* EXTRACTED DATA:
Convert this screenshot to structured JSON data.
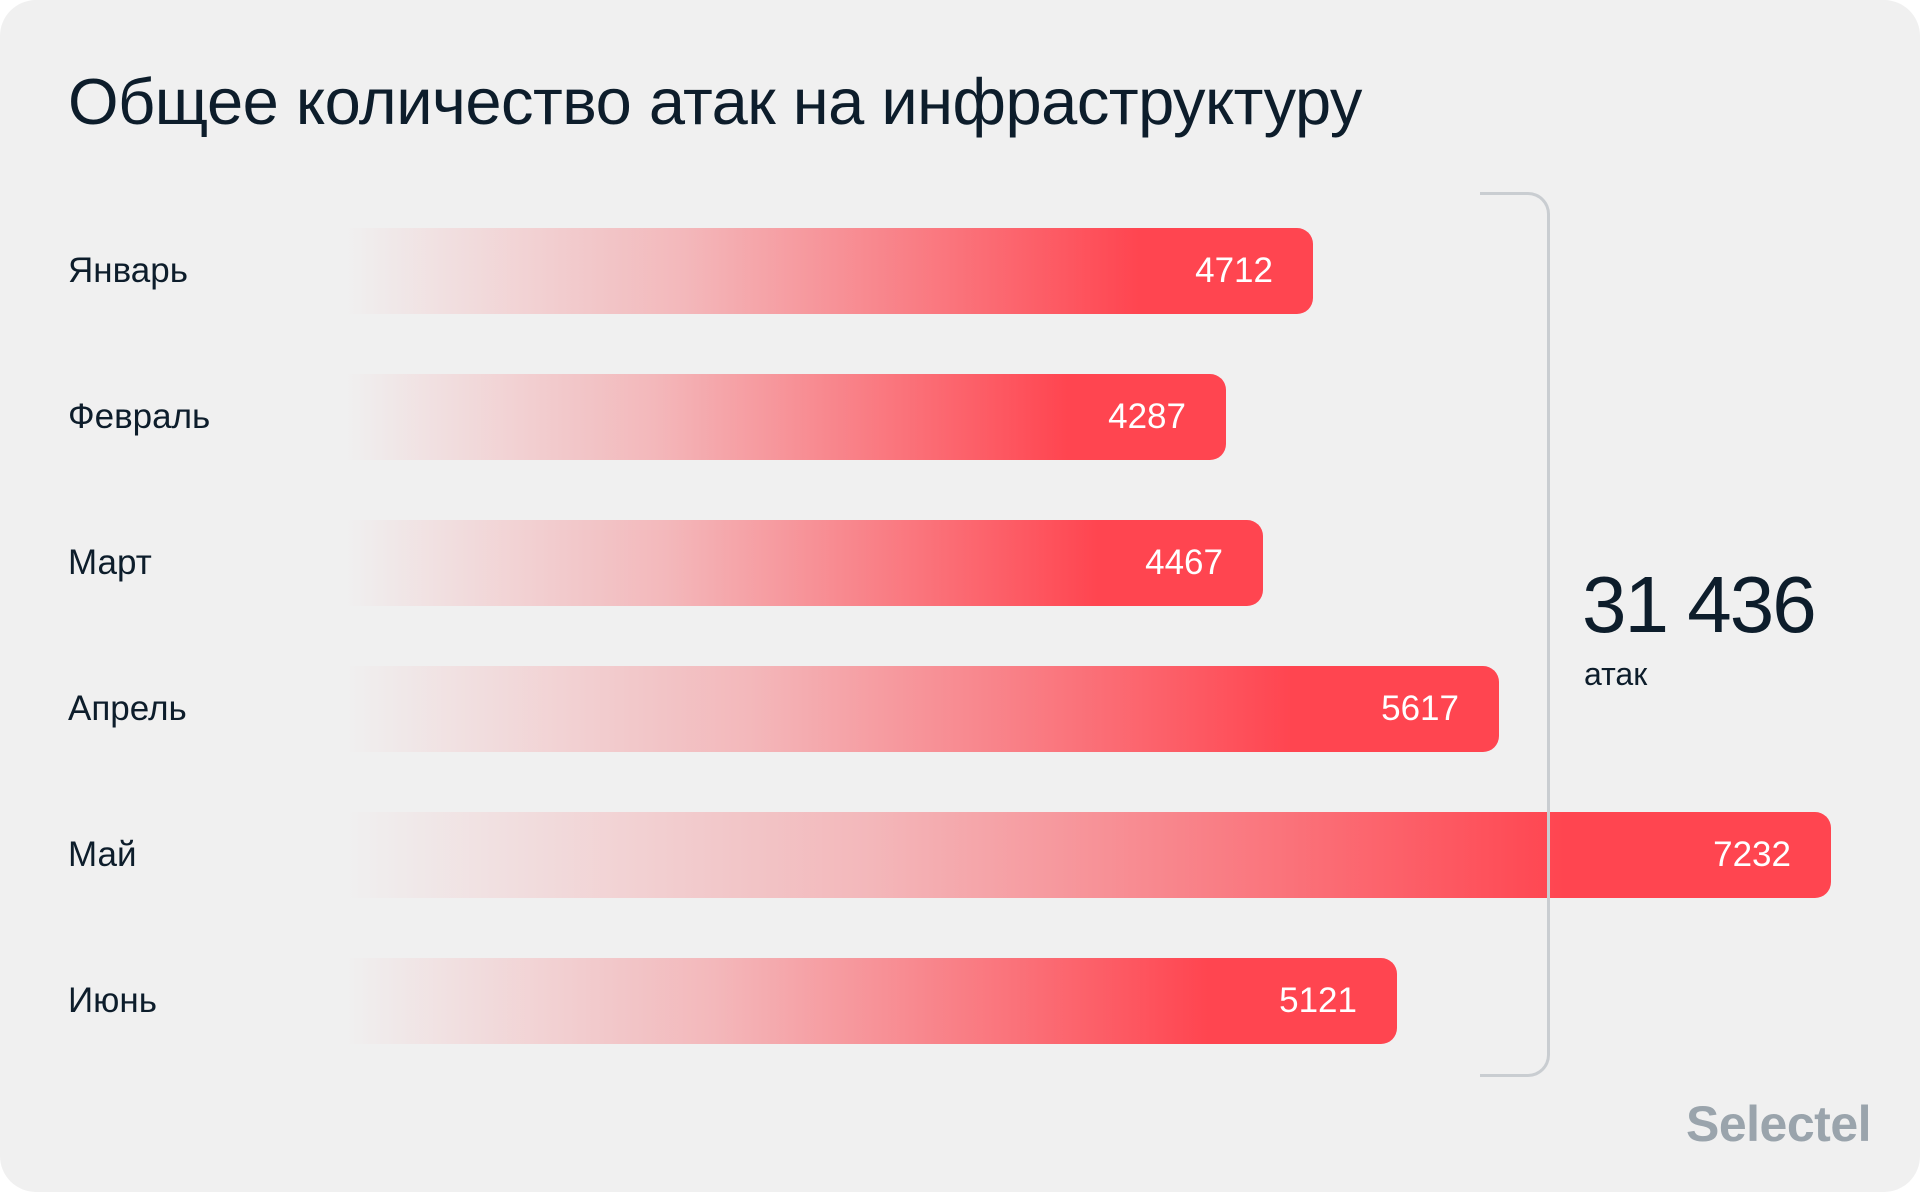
{
  "chart_data": {
    "type": "bar",
    "orientation": "horizontal",
    "title": "Общее количество атак на инфраструктуру",
    "categories": [
      "Январь",
      "Февраль",
      "Март",
      "Апрель",
      "Май",
      "Июнь"
    ],
    "values": [
      4712,
      4287,
      4467,
      5617,
      7232,
      5121
    ],
    "value_labels": [
      "4712",
      "4287",
      "4467",
      "5617",
      "7232",
      "5121"
    ],
    "total": {
      "value": "31 436",
      "unit": "атак"
    },
    "grid": false,
    "colors": {
      "bar_end": "#ff4550",
      "bar_start": "#f0f0f0",
      "text": "#0d1d2b",
      "background": "#f0f0f0"
    }
  },
  "brand": {
    "logo_text": "Selectel",
    "logo_color": "#9aa4ac"
  }
}
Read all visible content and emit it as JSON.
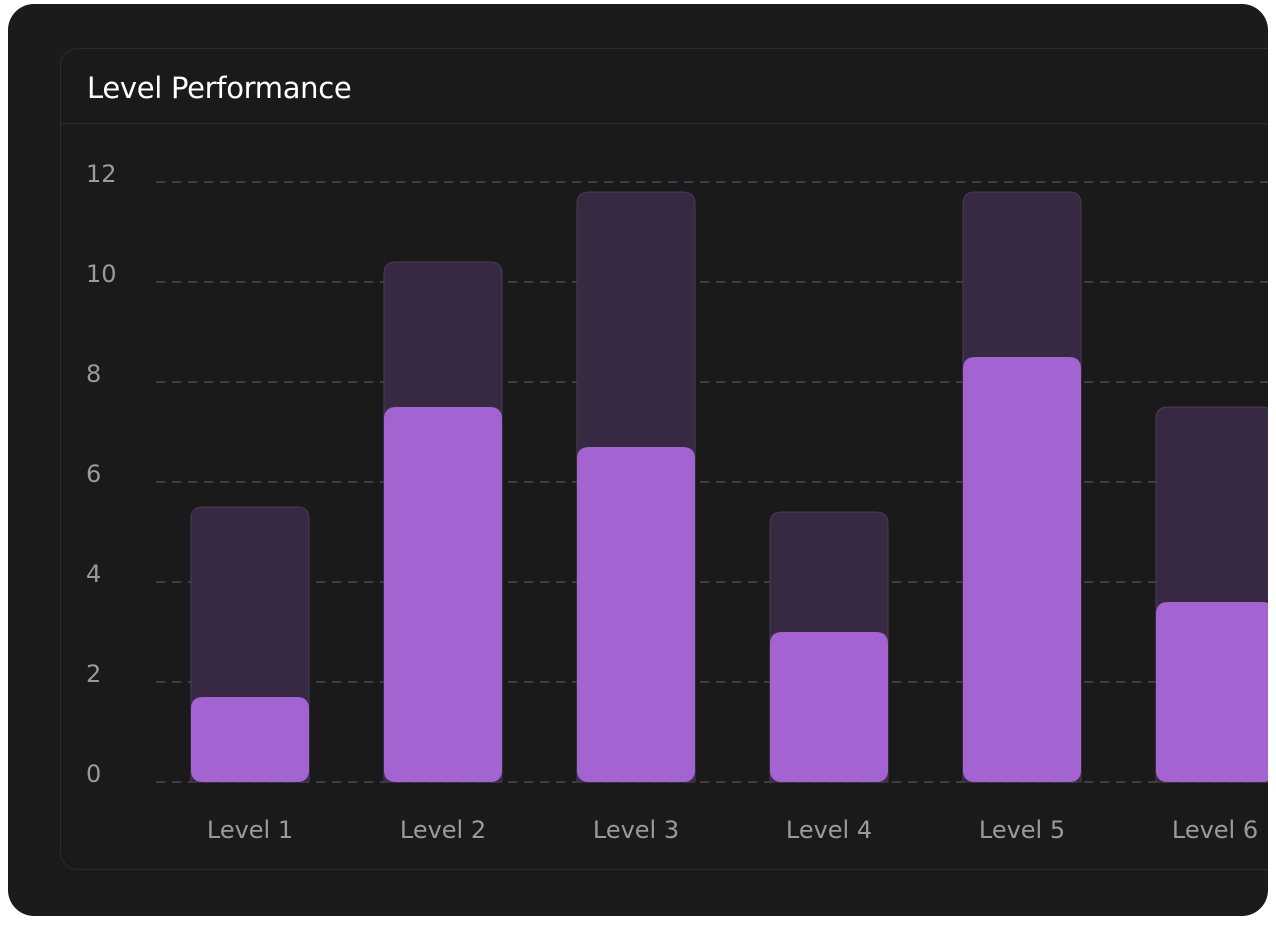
{
  "card": {
    "title": "Level Performance"
  },
  "colors": {
    "background": "#1b1b1d",
    "total_bar": "#372941",
    "value_bar": "#a363d0",
    "gridline": "#4a4a4d",
    "label": "#9a9a9d",
    "title": "#ffffff"
  },
  "chart_data": {
    "type": "bar",
    "categories": [
      "Level 1",
      "Level 2",
      "Level 3",
      "Level 4",
      "Level 5",
      "Level 6"
    ],
    "series": [
      {
        "values": [
          5.5,
          10.4,
          11.8,
          5.4,
          11.8,
          7.5
        ]
      },
      {
        "values": [
          1.7,
          7.5,
          6.7,
          3.0,
          8.5,
          3.6
        ]
      }
    ],
    "overlay": true,
    "ylim": [
      0,
      12
    ],
    "yticks": [
      0,
      2,
      4,
      6,
      8,
      10,
      12
    ],
    "grid": true,
    "xlabel": "",
    "ylabel": ""
  }
}
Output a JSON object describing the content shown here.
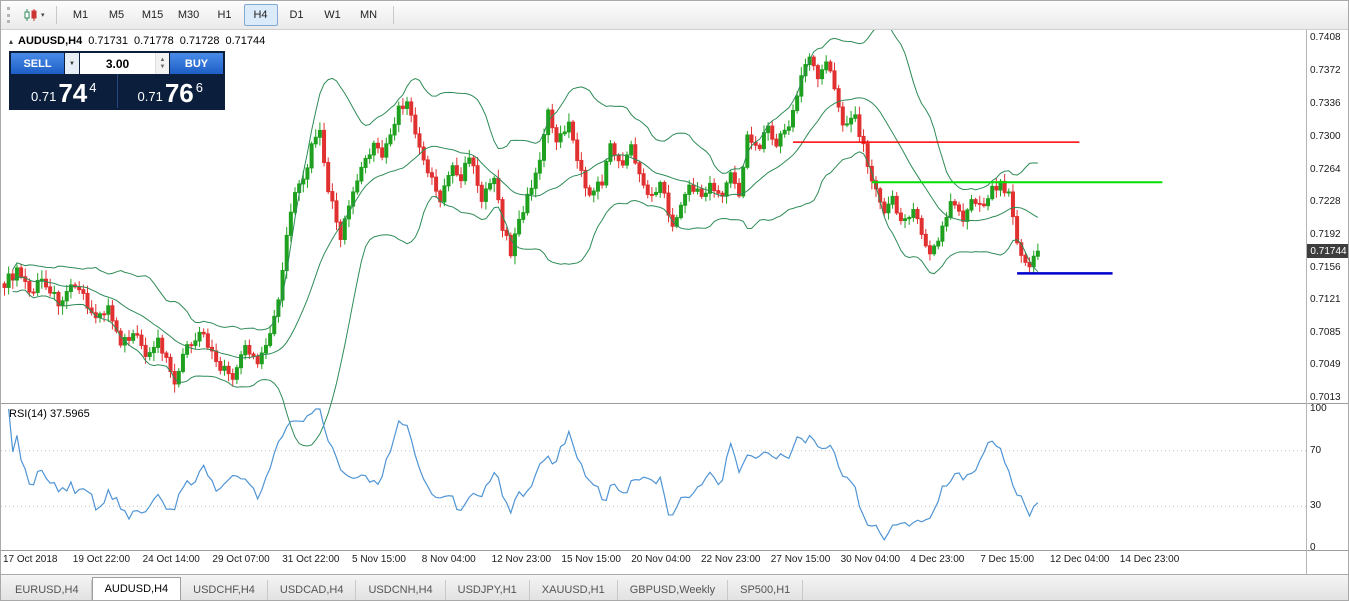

* WHAT THE EXERCISE ASKS: Please leave out the pictures while you copy exactly the lines from the one containing "Read all visible content and emit it as JSON." through the end of the records.

* RESULT OF THIS TASK:
Read all visible content and emit it as JSON.
{
  "card": {
    "title": "Level Performance"
  },
  "colors": {
    "background": "#1b1b1d",
    "total_bar": "#372941",
    "value_bar": "#a363d0",
    "gridline": "#4a4a4d",
    "label": "#9a9a9d",
    "title": "#ffffff"
  },
  "chart_data": {
    "type": "bar",
    "categories": [
      "Level 1",
      "Level 2",
      "Level 3",
      "Level 4",
      "Level 5",
      "Level 6"
    ],
    "series": [
      {
        "values": [
          5.5,
          10.4,
          11.8,
          5.4,
          11.8,
          7.5
        ]
      },
      {
        "values": [
          1.7,
          7.5,
          6.7,
          3.0,
          8.5,
          3.6
        ]
      }
    ],
    "overlay": true,
    "ylim": [
      0,
      12
    ],
    "yticks": [
      0,
      2,
      4,
      6,
      8,
      10,
      12
    ],
    "grid": true,
    "xlabel": "",
    "ylabel": ""
  }
}
Output a JSON object describing the content shown here.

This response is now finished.